Records
···
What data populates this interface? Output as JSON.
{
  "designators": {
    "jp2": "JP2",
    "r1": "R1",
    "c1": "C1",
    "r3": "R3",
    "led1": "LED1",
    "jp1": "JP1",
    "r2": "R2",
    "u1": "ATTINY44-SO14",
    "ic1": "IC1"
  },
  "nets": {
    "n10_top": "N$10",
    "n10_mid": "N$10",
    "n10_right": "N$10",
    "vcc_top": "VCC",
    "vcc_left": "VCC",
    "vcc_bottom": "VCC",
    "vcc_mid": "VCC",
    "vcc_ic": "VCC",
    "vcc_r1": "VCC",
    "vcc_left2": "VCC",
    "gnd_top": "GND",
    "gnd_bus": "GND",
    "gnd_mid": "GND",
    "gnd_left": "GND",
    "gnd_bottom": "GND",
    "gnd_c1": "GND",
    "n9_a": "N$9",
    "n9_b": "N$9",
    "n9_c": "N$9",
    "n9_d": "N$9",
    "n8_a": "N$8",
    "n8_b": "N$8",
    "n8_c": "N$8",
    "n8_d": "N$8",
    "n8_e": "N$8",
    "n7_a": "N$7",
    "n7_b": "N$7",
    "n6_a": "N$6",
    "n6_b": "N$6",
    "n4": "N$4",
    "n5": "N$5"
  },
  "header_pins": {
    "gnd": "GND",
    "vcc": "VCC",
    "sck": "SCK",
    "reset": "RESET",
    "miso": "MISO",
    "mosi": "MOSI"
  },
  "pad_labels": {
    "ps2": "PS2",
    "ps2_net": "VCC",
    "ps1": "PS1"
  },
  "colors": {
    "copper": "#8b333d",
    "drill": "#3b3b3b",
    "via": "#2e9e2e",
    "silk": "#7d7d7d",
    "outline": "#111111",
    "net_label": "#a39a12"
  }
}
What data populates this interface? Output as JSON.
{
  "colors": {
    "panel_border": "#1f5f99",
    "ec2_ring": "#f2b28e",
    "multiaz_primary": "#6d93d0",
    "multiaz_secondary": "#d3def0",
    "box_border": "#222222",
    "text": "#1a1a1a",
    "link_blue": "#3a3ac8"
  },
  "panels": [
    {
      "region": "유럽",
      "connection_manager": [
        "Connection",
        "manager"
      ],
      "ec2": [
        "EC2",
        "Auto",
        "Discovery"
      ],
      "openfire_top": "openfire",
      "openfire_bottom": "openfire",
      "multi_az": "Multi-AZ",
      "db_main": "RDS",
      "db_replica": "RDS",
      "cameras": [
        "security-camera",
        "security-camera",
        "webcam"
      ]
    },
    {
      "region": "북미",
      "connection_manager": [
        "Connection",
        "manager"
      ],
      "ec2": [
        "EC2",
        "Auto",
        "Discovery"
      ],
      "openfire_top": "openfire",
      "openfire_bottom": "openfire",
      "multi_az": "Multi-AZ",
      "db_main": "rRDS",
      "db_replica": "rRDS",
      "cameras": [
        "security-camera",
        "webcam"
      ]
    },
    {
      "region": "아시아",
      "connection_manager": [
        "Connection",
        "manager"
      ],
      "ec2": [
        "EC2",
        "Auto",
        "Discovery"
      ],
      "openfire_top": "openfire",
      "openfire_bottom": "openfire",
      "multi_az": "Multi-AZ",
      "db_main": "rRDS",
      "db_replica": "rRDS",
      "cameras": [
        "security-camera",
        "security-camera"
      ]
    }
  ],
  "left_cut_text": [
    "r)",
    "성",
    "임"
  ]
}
···
### [WRITTEN INSTRUCTION]
Repeat every record, keeping each word and mark exactly as it is.

### [FULL OUTPUT]
What data populates this interface? Output as JSON.
{
  "designators": {
    "jp2": "JP2",
    "r1": "R1",
    "c1": "C1",
    "r3": "R3",
    "led1": "LED1",
    "jp1": "JP1",
    "r2": "R2",
    "u1": "ATTINY44-SO14",
    "ic1": "IC1"
  },
  "nets": {
    "n10_top": "N$10",
    "n10_mid": "N$10",
    "n10_right": "N$10",
    "vcc_top": "VCC",
    "vcc_left": "VCC",
    "vcc_bottom": "VCC",
    "vcc_mid": "VCC",
    "vcc_ic": "VCC",
    "vcc_r1": "VCC",
    "vcc_left2": "VCC",
    "gnd_top": "GND",
    "gnd_bus": "GND",
    "gnd_mid": "GND",
    "gnd_left": "GND",
    "gnd_bottom": "GND",
    "gnd_c1": "GND",
    "n9_a": "N$9",
    "n9_b": "N$9",
    "n9_c": "N$9",
    "n9_d": "N$9",
    "n8_a": "N$8",
    "n8_b": "N$8",
    "n8_c": "N$8",
    "n8_d": "N$8",
    "n8_e": "N$8",
    "n7_a": "N$7",
    "n7_b": "N$7",
    "n6_a": "N$6",
    "n6_b": "N$6",
    "n4": "N$4",
    "n5": "N$5"
  },
  "header_pins": {
    "gnd": "GND",
    "vcc": "VCC",
    "sck": "SCK",
    "reset": "RESET",
    "miso": "MISO",
    "mosi": "MOSI"
  },
  "pad_labels": {
    "ps2": "PS2",
    "ps2_net": "VCC",
    "ps1": "PS1"
  },
  "colors": {
    "copper": "#8b333d",
    "drill": "#3b3b3b",
    "via": "#2e9e2e",
    "silk": "#7d7d7d",
    "outline": "#111111",
    "net_label": "#a39a12"
  }
}
What data populates this interface? Output as JSON.
{
  "colors": {
    "panel_border": "#1f5f99",
    "ec2_ring": "#f2b28e",
    "multiaz_primary": "#6d93d0",
    "multiaz_secondary": "#d3def0",
    "box_border": "#222222",
    "text": "#1a1a1a",
    "link_blue": "#3a3ac8"
  },
  "panels": [
    {
      "region": "유럽",
      "connection_manager": [
        "Connection",
        "manager"
      ],
      "ec2": [
        "EC2",
        "Auto",
        "Discovery"
      ],
      "openfire_top": "openfire",
      "openfire_bottom": "openfire",
      "multi_az": "Multi-AZ",
      "db_main": "RDS",
      "db_replica": "RDS",
      "cameras": [
        "security-camera",
        "security-camera",
        "webcam"
      ]
    },
    {
      "region": "북미",
      "connection_manager": [
        "Connection",
        "manager"
      ],
      "ec2": [
        "EC2",
        "Auto",
        "Discovery"
      ],
      "openfire_top": "openfire",
      "openfire_bottom": "openfire",
      "multi_az": "Multi-AZ",
      "db_main": "rRDS",
      "db_replica": "rRDS",
      "cameras": [
        "security-camera",
        "webcam"
      ]
    },
    {
      "region": "아시아",
      "connection_manager": [
        "Connection",
        "manager"
      ],
      "ec2": [
        "EC2",
        "Auto",
        "Discovery"
      ],
      "openfire_top": "openfire",
      "openfire_bottom": "openfire",
      "multi_az": "Multi-AZ",
      "db_main": "rRDS",
      "db_replica": "rRDS",
      "cameras": [
        "security-camera",
        "security-camera"
      ]
    }
  ],
  "left_cut_text": [
    "r)",
    "성",
    "임"
  ]
}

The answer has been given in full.